**Problem statement**
Skip any picture you find and retype all the remaining lines exactly.

============

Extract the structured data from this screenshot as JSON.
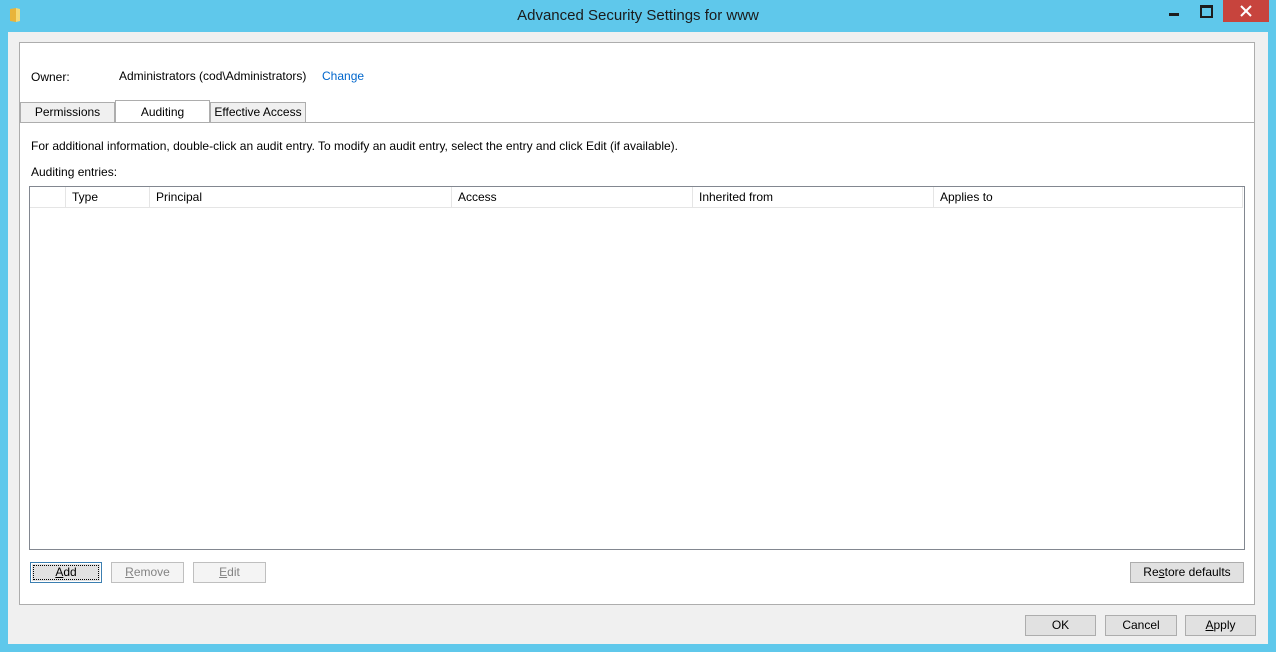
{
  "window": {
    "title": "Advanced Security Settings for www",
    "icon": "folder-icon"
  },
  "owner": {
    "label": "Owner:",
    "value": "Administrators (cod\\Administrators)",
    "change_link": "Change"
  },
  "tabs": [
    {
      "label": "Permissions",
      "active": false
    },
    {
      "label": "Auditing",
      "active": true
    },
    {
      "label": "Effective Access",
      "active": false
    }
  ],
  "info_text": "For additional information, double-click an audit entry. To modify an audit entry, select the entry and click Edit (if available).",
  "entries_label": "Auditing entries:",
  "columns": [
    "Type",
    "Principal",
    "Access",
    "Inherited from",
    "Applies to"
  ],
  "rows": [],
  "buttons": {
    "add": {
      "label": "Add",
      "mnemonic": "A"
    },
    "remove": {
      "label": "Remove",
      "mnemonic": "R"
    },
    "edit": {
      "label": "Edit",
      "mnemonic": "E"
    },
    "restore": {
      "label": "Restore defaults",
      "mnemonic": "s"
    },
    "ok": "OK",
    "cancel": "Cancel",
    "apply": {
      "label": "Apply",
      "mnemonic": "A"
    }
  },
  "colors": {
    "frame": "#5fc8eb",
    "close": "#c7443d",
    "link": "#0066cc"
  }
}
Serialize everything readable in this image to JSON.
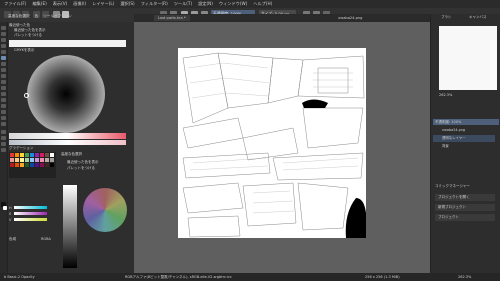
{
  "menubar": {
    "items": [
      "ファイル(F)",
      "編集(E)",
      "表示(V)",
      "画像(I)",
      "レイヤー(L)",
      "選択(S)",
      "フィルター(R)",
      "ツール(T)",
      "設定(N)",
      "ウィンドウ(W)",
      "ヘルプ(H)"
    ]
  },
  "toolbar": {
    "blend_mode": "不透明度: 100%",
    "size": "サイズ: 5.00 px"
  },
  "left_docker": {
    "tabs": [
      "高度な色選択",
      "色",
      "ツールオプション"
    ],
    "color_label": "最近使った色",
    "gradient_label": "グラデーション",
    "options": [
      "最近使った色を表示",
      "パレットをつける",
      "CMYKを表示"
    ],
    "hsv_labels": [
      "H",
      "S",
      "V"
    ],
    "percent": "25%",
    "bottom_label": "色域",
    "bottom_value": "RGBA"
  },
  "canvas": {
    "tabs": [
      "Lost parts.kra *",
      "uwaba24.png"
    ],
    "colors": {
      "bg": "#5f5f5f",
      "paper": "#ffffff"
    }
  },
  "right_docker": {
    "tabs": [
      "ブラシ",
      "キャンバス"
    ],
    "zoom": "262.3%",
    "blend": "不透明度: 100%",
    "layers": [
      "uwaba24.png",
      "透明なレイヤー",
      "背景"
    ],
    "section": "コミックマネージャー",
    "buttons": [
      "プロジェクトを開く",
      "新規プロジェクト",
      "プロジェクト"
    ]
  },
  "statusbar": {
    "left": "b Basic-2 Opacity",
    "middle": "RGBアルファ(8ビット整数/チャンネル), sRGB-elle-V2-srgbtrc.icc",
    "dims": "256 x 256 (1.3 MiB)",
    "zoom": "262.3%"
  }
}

============

**Exercise output**
Extract the structured data from this screenshot as JSON.
{
  "window": {
    "title": "Advanced Security Settings for www",
    "icon": "folder-icon"
  },
  "owner": {
    "label": "Owner:",
    "value": "Administrators (cod\\Administrators)",
    "change_link": "Change"
  },
  "tabs": [
    {
      "label": "Permissions",
      "active": false
    },
    {
      "label": "Auditing",
      "active": true
    },
    {
      "label": "Effective Access",
      "active": false
    }
  ],
  "info_text": "For additional information, double-click an audit entry. To modify an audit entry, select the entry and click Edit (if available).",
  "entries_label": "Auditing entries:",
  "columns": [
    "Type",
    "Principal",
    "Access",
    "Inherited from",
    "Applies to"
  ],
  "rows": [],
  "buttons": {
    "add": {
      "label": "Add",
      "mnemonic": "A"
    },
    "remove": {
      "label": "Remove",
      "mnemonic": "R"
    },
    "edit": {
      "label": "Edit",
      "mnemonic": "E"
    },
    "restore": {
      "label": "Restore defaults",
      "mnemonic": "s"
    },
    "ok": "OK",
    "cancel": "Cancel",
    "apply": {
      "label": "Apply",
      "mnemonic": "A"
    }
  },
  "colors": {
    "frame": "#5fc8eb",
    "close": "#c7443d",
    "link": "#0066cc"
  }
}
Serialize everything readable in this image to JSON.
{
  "menubar": {
    "items": [
      "ファイル(F)",
      "編集(E)",
      "表示(V)",
      "画像(I)",
      "レイヤー(L)",
      "選択(S)",
      "フィルター(R)",
      "ツール(T)",
      "設定(N)",
      "ウィンドウ(W)",
      "ヘルプ(H)"
    ]
  },
  "toolbar": {
    "blend_mode": "不透明度: 100%",
    "size": "サイズ: 5.00 px"
  },
  "left_docker": {
    "tabs": [
      "高度な色選択",
      "色",
      "ツールオプション"
    ],
    "color_label": "最近使った色",
    "gradient_label": "グラデーション",
    "options": [
      "最近使った色を表示",
      "パレットをつける",
      "CMYKを表示"
    ],
    "hsv_labels": [
      "H",
      "S",
      "V"
    ],
    "percent": "25%",
    "bottom_label": "色域",
    "bottom_value": "RGBA"
  },
  "canvas": {
    "tabs": [
      "Lost parts.kra *",
      "uwaba24.png"
    ],
    "colors": {
      "bg": "#5f5f5f",
      "paper": "#ffffff"
    }
  },
  "right_docker": {
    "tabs": [
      "ブラシ",
      "キャンバス"
    ],
    "zoom": "262.3%",
    "blend": "不透明度: 100%",
    "layers": [
      "uwaba24.png",
      "透明なレイヤー",
      "背景"
    ],
    "section": "コミックマネージャー",
    "buttons": [
      "プロジェクトを開く",
      "新規プロジェクト",
      "プロジェクト"
    ]
  },
  "statusbar": {
    "left": "b Basic-2 Opacity",
    "middle": "RGBアルファ(8ビット整数/チャンネル), sRGB-elle-V2-srgbtrc.icc",
    "dims": "256 x 256 (1.3 MiB)",
    "zoom": "262.3%"
  }
}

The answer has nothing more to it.